WRITTEN PROBLEM> Look through the data below and work out how many lines contain the string "temperature". Give the number alone.

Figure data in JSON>
>>>

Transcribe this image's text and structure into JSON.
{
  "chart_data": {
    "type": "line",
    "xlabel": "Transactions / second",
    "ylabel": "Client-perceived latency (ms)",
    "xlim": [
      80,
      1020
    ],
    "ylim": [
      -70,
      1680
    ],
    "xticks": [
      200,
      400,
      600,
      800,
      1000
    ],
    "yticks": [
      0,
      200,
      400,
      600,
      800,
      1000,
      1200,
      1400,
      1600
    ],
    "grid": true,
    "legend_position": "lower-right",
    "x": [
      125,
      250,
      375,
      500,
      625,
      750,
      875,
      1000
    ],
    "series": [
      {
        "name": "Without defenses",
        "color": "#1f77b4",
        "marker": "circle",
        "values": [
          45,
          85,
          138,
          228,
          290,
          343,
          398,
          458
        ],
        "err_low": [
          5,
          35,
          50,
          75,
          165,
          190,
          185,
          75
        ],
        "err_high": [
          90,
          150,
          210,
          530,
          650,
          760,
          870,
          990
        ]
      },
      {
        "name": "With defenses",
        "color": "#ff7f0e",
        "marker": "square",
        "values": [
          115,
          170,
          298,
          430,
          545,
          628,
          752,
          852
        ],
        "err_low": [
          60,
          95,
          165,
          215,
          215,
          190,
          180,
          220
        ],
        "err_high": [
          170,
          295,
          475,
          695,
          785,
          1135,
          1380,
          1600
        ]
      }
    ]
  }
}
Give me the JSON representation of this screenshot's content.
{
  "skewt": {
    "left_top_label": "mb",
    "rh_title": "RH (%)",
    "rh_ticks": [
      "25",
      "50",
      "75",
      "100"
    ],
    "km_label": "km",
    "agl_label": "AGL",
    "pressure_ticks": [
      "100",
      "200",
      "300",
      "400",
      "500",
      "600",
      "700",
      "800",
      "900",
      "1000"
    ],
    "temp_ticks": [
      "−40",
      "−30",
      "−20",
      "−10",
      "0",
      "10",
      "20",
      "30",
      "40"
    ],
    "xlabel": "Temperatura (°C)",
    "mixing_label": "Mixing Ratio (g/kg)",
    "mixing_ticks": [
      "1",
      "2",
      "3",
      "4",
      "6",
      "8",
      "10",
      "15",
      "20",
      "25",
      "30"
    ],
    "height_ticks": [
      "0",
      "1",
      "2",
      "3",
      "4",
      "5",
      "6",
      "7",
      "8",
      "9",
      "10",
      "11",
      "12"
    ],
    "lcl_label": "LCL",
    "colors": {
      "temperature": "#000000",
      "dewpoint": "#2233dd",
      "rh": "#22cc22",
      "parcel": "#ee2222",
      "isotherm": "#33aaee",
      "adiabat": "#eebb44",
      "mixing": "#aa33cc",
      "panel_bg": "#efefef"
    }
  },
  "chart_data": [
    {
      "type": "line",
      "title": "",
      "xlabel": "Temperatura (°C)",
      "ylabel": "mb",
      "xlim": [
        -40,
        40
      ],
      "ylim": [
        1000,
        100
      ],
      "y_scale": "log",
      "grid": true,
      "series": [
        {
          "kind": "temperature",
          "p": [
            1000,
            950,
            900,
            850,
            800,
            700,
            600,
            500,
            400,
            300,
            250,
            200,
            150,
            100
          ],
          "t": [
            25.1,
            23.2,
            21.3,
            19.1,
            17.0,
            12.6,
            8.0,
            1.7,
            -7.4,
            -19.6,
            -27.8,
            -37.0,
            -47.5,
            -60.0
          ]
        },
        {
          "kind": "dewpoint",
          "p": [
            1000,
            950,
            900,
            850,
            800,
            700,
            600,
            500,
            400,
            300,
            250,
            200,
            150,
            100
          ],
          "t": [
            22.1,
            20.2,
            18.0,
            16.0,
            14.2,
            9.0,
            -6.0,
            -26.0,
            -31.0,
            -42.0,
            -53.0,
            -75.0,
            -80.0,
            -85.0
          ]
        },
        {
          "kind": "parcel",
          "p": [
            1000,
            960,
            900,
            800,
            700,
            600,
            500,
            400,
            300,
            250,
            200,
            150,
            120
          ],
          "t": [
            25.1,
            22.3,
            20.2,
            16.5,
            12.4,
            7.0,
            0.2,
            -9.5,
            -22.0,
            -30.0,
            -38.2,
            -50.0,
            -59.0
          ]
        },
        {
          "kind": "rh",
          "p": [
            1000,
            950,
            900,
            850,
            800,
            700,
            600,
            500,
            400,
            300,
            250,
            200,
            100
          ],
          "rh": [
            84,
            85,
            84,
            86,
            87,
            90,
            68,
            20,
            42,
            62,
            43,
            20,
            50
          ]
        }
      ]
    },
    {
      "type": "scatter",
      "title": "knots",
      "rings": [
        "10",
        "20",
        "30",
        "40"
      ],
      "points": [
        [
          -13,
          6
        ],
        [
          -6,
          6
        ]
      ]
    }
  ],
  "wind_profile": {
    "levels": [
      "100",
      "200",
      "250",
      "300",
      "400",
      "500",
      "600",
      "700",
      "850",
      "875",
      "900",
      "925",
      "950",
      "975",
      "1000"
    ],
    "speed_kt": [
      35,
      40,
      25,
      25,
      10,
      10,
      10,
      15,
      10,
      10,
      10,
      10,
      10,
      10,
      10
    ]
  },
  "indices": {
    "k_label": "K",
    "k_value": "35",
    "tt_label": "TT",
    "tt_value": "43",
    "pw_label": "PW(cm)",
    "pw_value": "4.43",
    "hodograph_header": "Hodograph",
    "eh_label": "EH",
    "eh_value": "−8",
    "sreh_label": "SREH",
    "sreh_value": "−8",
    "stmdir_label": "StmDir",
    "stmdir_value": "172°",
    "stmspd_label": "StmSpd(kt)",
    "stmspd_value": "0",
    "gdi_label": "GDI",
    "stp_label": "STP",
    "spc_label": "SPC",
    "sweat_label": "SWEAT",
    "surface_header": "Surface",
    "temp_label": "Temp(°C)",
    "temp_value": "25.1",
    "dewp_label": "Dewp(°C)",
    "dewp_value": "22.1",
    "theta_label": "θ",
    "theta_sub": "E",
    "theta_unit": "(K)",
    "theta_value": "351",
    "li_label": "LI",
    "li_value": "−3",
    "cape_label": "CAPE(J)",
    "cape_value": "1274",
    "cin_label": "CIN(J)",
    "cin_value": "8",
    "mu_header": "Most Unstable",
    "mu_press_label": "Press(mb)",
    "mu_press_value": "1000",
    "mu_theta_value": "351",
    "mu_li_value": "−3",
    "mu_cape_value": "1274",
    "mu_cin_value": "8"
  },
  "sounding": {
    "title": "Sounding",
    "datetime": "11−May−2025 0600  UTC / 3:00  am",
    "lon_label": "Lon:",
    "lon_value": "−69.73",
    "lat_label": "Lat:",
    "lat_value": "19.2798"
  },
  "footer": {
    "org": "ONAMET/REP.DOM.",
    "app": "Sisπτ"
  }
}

<<<

ANSWER IN FULL> 2